▸ **WHAT IS NEEDED**: Seek out every line containing the word "subtitle", and copy each.
BEGIN GIVEN RECORDS
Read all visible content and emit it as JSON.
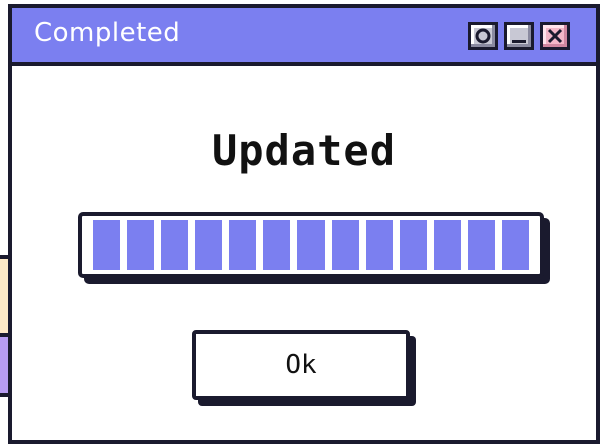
{
  "window": {
    "title": "Completed",
    "controls": {
      "help_icon": "circle-icon",
      "minimize_icon": "minimize-icon",
      "close_icon": "close-icon"
    }
  },
  "dialog": {
    "heading": "Updated",
    "progress": {
      "value": 1.0,
      "segments_filled": 13,
      "segments_total": 13
    },
    "ok_label": "Ok"
  },
  "colors": {
    "accent": "#7b7ff0",
    "outline": "#1a1a2e",
    "close_button": "#f3b7c8",
    "background_window_yellow": "#fde9c6",
    "background_window_purple": "#b79cf2"
  }
}
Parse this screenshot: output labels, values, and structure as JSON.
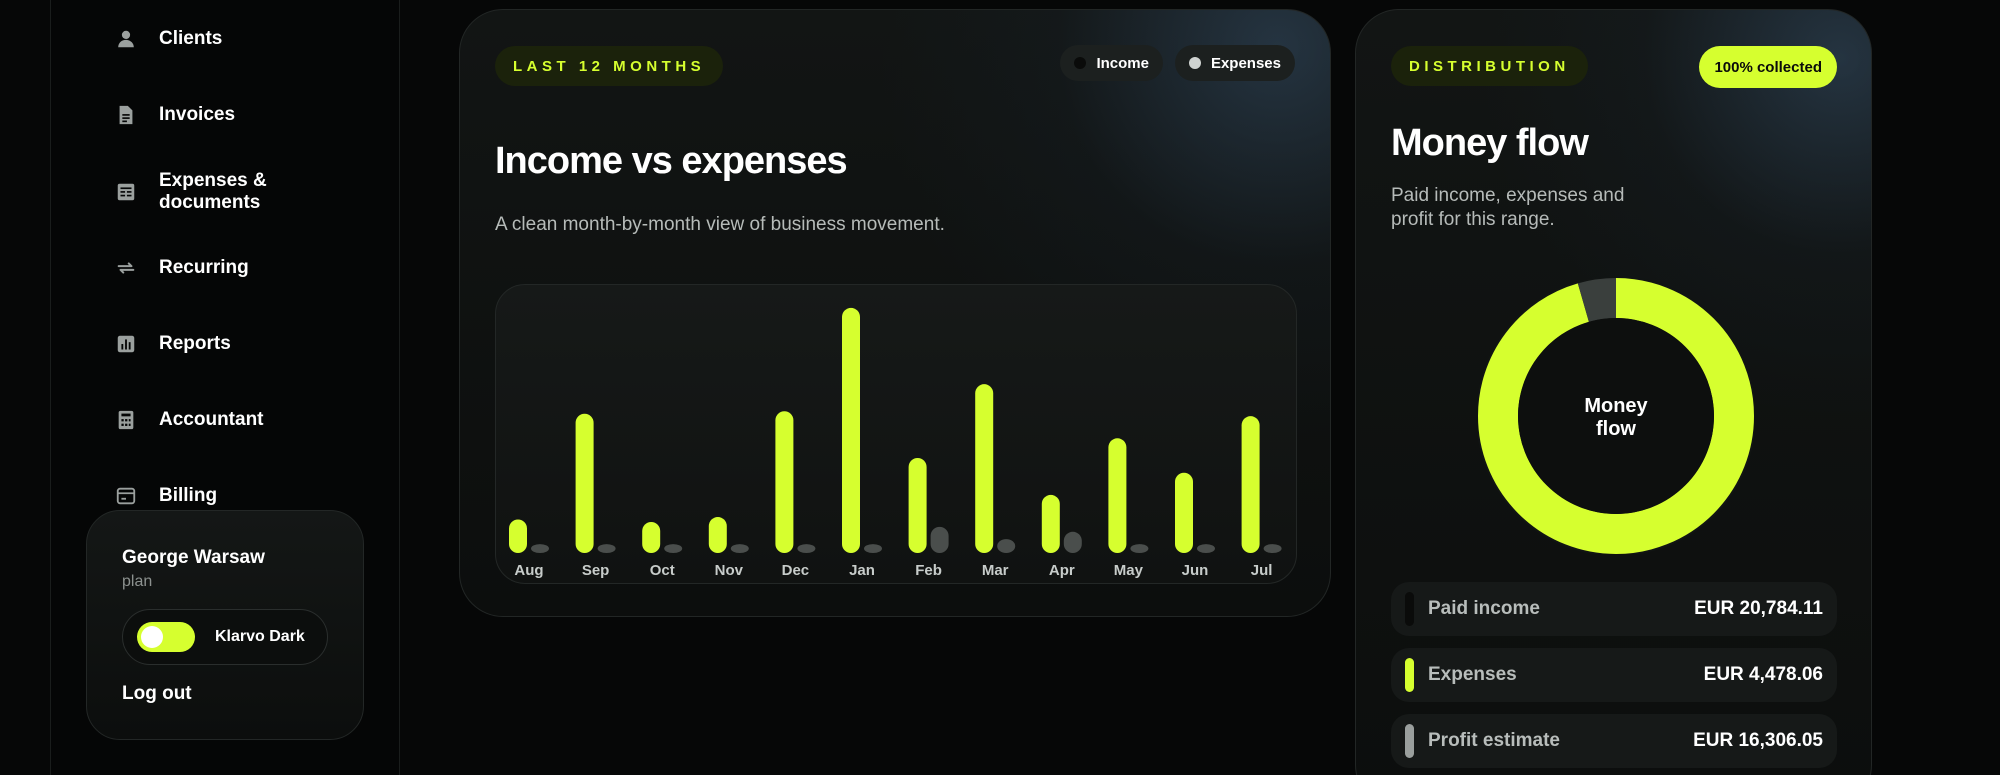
{
  "sidebar": {
    "items": [
      {
        "label": "Clients",
        "icon": "user-icon"
      },
      {
        "label": "Invoices",
        "icon": "document-icon"
      },
      {
        "label": "Expenses & documents",
        "icon": "table-icon"
      },
      {
        "label": "Recurring",
        "icon": "repeat-icon"
      },
      {
        "label": "Reports",
        "icon": "report-icon"
      },
      {
        "label": "Accountant",
        "icon": "calculator-icon"
      },
      {
        "label": "Billing",
        "icon": "billing-icon"
      }
    ],
    "user": {
      "name": "George Warsaw",
      "plan": "plan",
      "theme_label": "Klarvo Dark",
      "theme_on": true,
      "logout": "Log out"
    }
  },
  "chart_card": {
    "tag": "LAST 12 MONTHS",
    "title": "Income vs expenses",
    "subtitle": "A clean month-by-month view of business movement.",
    "legend": [
      {
        "label": "Income",
        "color": "#0a0b0a"
      },
      {
        "label": "Expenses",
        "color": "#cfd3d1"
      }
    ]
  },
  "chart_data": {
    "type": "bar",
    "categories": [
      "Aug",
      "Sep",
      "Oct",
      "Nov",
      "Dec",
      "Jan",
      "Feb",
      "Mar",
      "Apr",
      "May",
      "Jun",
      "Jul"
    ],
    "series": [
      {
        "name": "Income",
        "color": "#d6ff2f",
        "values": [
          12,
          55,
          11,
          13,
          56,
          98,
          37,
          67,
          22,
          45,
          31,
          54
        ]
      },
      {
        "name": "Expenses",
        "color": "#4a4e4c",
        "values": [
          2,
          2,
          2,
          2,
          2,
          2,
          9,
          4,
          7,
          2,
          2,
          2
        ]
      }
    ],
    "ylim": [
      0,
      100
    ],
    "grid": false
  },
  "distribution_card": {
    "tag": "DISTRIBUTION",
    "badge": "100% collected",
    "title": "Money flow",
    "subtitle": "Paid income, expenses and profit for this range.",
    "donut_center": [
      "Money",
      "flow"
    ],
    "donut_segments": [
      {
        "name": "Paid income",
        "share": 0.955,
        "color": "#d6ff2f"
      },
      {
        "name": "Expenses",
        "share": 0.045,
        "color": "#3a3f3d"
      }
    ],
    "rows": [
      {
        "label": "Paid income",
        "value": "EUR 20,784.11",
        "color": "#0a0b0a"
      },
      {
        "label": "Expenses",
        "value": "EUR 4,478.06",
        "color": "#d6ff2f"
      },
      {
        "label": "Profit estimate",
        "value": "EUR 16,306.05",
        "color": "#9a9f9d"
      }
    ]
  }
}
END GIVEN RECORDS
▸ **TASK SOLUTION**:
    "subtitle": "A clean month-by-month view of business movement.",
    "subtitle": "Paid income, expenses and profit for this range.",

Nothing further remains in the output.